Starting from the line that contains "What does this", reproduce each line exactly through the end of the material, and include no other lines.

> Supplied information:
▬▬▬▬▬▬▬▬▬▬

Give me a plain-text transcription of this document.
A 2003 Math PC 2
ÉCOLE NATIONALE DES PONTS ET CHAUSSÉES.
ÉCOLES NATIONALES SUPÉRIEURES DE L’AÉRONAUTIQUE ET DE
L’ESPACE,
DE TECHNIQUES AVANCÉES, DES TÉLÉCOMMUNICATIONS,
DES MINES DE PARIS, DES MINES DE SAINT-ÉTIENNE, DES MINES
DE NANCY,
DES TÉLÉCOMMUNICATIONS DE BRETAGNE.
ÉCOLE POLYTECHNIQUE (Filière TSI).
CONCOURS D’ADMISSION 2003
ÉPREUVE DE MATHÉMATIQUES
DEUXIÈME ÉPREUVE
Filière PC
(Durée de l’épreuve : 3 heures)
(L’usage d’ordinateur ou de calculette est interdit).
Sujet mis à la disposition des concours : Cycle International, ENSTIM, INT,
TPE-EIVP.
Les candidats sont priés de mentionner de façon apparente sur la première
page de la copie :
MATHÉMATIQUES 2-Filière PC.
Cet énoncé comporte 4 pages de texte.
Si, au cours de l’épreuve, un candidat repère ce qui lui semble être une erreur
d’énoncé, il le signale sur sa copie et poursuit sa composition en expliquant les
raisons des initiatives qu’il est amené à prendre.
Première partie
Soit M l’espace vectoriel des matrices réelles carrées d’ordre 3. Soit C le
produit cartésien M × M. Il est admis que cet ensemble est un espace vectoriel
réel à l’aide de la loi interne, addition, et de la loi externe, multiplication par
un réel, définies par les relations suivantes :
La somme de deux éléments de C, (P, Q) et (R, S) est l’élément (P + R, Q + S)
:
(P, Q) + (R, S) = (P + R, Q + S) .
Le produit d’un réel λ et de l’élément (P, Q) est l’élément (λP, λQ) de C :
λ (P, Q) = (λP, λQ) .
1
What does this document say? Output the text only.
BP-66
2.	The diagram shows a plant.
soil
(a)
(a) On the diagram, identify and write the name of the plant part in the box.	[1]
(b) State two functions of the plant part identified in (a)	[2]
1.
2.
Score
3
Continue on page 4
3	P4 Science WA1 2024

▬▬▬▬▬▬▬▬▬▬

> Result of the exercise:
What does this document say? Output the text only.
BP-66
2.	The diagram shows a plant.
soil
(a)
(a) On the diagram, identify and write the name of the plant part in the box.	[1]
(b) State two functions of the plant part identified in (a)	[2]
1.
2.
Score
3
Continue on page 4
3	P4 Science WA1 2024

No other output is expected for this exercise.